* _Problem description_
Omit all pictures, then retype exactly the lines from the one that contains "Parse this screenshot: output" through the end of the listing.
^^^^^^^^^^^^^^^^
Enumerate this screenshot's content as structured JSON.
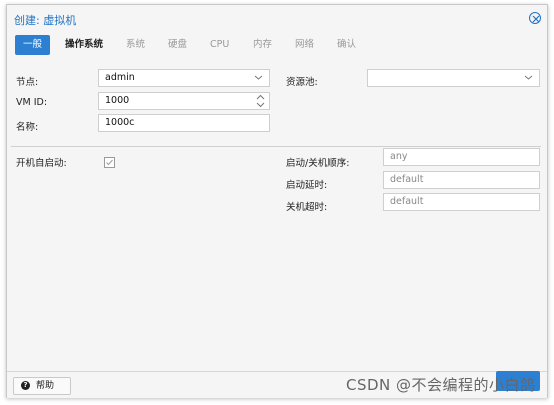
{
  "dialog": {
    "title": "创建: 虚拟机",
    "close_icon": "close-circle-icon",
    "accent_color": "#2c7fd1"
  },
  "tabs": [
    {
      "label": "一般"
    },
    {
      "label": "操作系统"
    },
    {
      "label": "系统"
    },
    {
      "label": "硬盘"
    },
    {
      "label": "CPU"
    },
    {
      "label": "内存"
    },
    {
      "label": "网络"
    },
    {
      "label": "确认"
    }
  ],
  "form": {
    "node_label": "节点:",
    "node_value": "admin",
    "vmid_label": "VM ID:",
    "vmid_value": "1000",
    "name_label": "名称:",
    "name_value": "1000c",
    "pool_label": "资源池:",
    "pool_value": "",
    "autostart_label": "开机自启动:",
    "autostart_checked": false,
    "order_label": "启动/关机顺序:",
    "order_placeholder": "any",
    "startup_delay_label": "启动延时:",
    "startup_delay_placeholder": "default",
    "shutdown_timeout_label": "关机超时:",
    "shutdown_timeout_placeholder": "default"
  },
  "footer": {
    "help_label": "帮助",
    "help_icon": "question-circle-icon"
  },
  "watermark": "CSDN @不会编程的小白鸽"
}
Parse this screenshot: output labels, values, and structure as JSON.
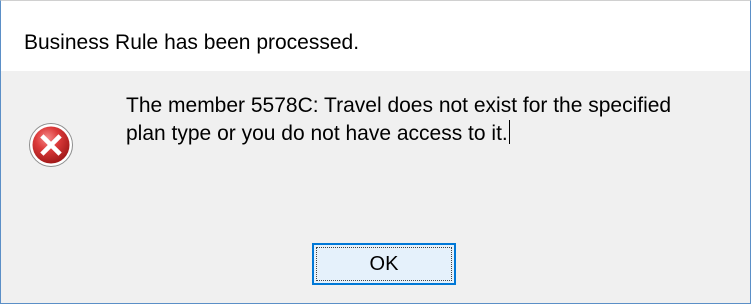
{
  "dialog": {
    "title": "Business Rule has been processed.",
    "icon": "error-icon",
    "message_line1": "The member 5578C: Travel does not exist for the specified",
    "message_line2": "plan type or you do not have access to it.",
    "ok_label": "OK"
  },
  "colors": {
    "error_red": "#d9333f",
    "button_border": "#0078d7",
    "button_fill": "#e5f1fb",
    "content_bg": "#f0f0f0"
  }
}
^^^^^^^^^^^^^^^^
* _Task answer_
Parse this screenshot: output labels, values, and structure as JSON.
{
  "dialog": {
    "title": "Business Rule has been processed.",
    "icon": "error-icon",
    "message_line1": "The member 5578C: Travel does not exist for the specified",
    "message_line2": "plan type or you do not have access to it.",
    "ok_label": "OK"
  },
  "colors": {
    "error_red": "#d9333f",
    "button_border": "#0078d7",
    "button_fill": "#e5f1fb",
    "content_bg": "#f0f0f0"
  }
}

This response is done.